| EXERCISE GOAL |
Can you find the lines of the listing that include "where" and copy every one?

| Records |
++++++++
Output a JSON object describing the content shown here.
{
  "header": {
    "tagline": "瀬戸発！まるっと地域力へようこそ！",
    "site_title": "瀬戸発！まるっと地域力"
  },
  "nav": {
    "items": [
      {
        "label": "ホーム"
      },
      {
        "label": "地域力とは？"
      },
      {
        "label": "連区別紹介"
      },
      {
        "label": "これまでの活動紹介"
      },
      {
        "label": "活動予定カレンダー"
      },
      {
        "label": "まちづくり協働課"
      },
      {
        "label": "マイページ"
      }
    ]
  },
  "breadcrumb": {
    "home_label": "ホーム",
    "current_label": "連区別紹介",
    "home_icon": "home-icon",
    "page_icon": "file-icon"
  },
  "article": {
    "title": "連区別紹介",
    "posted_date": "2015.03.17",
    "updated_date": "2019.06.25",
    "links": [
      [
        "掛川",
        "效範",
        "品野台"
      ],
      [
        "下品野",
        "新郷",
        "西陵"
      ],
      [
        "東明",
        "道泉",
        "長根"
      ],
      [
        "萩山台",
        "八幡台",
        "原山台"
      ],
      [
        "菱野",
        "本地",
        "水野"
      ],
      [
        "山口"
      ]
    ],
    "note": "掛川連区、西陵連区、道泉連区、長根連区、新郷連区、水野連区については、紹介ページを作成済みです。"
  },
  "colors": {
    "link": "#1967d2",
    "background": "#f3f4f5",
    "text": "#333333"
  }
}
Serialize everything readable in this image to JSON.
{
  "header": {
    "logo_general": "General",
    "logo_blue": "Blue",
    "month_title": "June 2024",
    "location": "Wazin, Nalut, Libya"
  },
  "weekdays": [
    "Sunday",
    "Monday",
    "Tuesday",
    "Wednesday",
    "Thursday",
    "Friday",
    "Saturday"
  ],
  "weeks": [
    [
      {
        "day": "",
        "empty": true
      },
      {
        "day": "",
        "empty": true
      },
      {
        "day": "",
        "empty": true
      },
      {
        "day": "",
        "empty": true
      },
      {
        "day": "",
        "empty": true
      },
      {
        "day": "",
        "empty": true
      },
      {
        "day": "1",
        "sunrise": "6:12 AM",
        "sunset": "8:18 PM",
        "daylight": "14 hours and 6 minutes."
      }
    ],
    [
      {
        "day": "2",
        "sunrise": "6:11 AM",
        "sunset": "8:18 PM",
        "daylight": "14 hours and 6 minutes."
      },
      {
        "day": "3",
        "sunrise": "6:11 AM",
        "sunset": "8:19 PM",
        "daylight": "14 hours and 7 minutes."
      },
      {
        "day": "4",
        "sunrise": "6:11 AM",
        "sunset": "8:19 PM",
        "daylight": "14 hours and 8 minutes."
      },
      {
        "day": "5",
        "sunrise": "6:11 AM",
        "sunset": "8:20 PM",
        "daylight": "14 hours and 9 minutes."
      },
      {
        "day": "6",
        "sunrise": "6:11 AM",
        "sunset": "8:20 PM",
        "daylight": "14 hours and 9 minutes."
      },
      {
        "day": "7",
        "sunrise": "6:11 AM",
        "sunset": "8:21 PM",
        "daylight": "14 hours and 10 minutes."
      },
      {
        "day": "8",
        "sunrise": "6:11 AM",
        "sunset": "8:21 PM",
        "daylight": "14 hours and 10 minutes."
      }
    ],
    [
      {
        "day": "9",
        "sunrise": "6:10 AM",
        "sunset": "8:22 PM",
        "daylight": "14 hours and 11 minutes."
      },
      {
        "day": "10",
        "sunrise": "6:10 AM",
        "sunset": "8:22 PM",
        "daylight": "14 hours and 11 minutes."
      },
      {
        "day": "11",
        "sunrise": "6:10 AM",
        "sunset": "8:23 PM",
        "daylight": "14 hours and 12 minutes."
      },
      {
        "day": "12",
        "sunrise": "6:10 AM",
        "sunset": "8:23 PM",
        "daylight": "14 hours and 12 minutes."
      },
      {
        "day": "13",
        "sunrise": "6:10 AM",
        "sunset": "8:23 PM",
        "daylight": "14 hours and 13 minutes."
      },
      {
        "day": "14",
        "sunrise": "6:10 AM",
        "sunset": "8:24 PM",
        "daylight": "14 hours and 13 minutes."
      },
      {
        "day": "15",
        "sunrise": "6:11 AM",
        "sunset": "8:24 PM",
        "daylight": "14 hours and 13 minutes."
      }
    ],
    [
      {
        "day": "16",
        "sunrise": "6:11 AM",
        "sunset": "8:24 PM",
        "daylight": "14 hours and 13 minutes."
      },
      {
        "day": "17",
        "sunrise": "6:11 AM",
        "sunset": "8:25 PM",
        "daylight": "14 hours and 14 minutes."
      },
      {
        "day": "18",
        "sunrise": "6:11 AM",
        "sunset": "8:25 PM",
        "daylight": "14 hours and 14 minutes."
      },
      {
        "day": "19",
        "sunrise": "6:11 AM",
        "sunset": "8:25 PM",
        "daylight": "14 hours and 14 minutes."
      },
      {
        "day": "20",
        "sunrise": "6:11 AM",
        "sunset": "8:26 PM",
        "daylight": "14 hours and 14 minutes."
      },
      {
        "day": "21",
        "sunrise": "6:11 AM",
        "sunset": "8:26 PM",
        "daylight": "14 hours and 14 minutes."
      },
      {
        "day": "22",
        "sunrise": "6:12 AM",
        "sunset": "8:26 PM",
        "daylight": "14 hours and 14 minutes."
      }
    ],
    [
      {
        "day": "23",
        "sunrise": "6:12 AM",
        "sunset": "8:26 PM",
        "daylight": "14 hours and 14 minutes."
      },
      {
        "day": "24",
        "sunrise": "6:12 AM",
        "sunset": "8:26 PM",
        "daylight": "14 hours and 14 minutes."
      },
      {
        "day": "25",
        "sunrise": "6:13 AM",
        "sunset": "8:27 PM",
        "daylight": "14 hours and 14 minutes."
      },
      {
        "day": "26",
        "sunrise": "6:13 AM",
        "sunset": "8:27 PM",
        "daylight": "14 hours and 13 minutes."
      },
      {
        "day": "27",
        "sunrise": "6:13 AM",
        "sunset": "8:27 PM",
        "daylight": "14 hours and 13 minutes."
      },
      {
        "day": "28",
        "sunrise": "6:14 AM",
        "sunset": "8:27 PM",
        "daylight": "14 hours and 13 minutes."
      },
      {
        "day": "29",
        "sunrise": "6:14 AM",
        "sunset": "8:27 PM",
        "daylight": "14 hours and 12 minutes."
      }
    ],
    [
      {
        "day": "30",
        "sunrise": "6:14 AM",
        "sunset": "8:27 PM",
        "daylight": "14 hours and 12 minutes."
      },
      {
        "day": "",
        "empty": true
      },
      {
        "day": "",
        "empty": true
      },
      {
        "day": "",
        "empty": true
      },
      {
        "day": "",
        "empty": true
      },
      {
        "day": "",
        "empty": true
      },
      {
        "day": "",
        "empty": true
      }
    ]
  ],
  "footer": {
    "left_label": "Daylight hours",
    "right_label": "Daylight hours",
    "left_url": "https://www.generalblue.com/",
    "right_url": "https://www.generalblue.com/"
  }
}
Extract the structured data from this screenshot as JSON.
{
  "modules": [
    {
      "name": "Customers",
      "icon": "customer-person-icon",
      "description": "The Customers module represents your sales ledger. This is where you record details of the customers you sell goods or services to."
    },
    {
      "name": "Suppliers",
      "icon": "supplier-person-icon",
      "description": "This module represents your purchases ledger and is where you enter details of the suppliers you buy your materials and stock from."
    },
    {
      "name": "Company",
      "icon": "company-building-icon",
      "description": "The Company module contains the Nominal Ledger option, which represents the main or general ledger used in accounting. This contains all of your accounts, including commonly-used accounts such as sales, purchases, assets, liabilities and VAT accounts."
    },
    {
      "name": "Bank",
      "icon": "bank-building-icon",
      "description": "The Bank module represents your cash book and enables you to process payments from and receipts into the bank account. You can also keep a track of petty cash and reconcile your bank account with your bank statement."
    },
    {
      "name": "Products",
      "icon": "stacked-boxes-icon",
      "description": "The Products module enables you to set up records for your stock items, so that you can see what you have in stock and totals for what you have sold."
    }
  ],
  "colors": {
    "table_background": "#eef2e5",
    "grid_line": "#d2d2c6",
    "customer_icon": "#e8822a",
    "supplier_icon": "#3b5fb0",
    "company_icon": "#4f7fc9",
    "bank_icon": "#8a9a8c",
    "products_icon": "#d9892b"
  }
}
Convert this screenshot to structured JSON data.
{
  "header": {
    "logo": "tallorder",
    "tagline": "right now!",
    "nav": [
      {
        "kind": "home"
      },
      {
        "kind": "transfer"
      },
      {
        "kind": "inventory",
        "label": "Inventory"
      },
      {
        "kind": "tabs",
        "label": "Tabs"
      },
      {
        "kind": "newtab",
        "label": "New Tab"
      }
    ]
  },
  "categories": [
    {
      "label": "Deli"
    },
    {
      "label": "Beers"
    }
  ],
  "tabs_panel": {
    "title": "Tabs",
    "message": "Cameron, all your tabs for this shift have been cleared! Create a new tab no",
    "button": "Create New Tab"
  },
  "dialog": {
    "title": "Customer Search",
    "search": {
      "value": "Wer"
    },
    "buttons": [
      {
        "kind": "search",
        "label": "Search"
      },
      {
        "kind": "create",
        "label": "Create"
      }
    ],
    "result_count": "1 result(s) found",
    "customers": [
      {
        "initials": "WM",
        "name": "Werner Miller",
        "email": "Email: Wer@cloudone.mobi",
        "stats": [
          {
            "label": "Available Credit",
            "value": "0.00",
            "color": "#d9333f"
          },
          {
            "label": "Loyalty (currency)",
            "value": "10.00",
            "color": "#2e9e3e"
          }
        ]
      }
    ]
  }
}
++++++++
| RIGHT ANSWER |
      "description": "The Customers module represents your sales ledger. This is where you record details of the customers you sell goods or services to."
      "description": "This module represents your purchases ledger and is where you enter details of the suppliers you buy your materials and stock from."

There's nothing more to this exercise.